Exercise:
Can you output the material exactly as written, minus any pictures it holds?

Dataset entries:
----

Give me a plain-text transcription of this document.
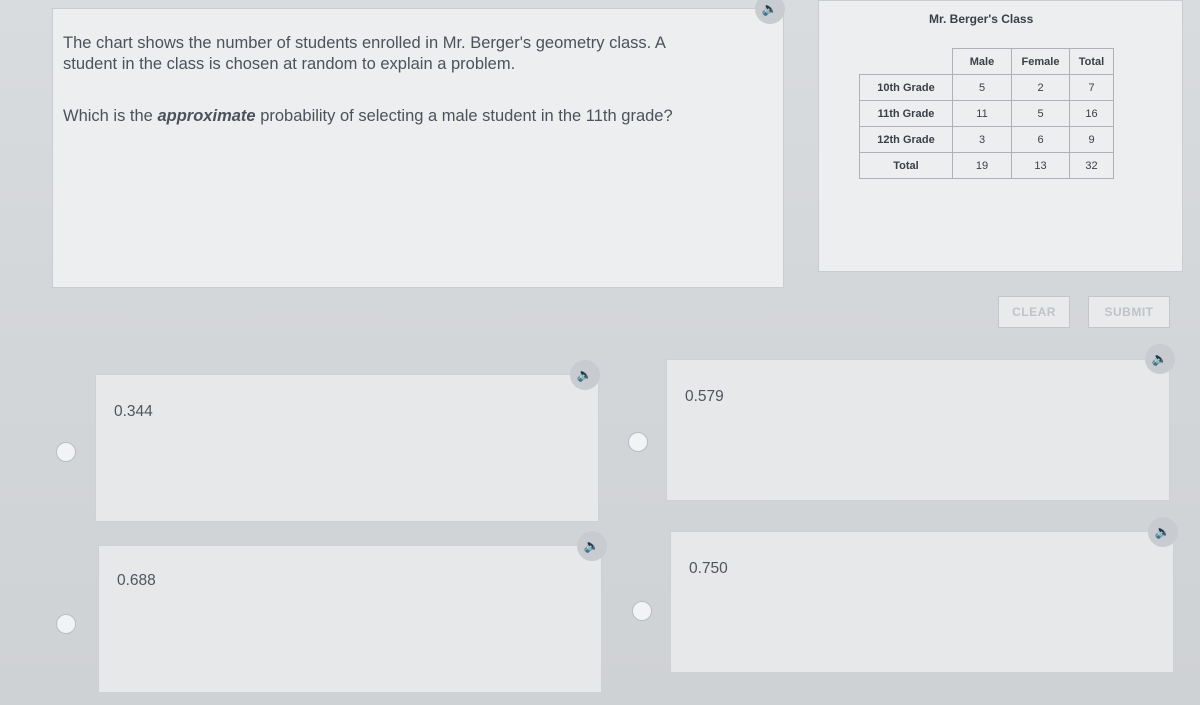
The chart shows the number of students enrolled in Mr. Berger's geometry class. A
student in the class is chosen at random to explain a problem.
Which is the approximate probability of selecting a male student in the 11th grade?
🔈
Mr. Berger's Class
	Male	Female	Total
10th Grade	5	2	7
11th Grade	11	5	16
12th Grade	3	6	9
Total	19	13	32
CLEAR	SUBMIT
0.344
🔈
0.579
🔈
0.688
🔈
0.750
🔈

----

Output for this exercise:
Give me a plain-text transcription of this document.
The chart shows the number of students enrolled in Mr. Berger's geometry class. A
student in the class is chosen at random to explain a problem.
Which is the approximate probability of selecting a male student in the 11th grade?
🔈
Mr. Berger's Class
	Male	Female	Total
10th Grade	5	2	7
11th Grade	11	5	16
12th Grade	3	6	9
Total	19	13	32
CLEAR	SUBMIT
0.344
🔈
0.579
🔈
0.688
🔈
0.750
🔈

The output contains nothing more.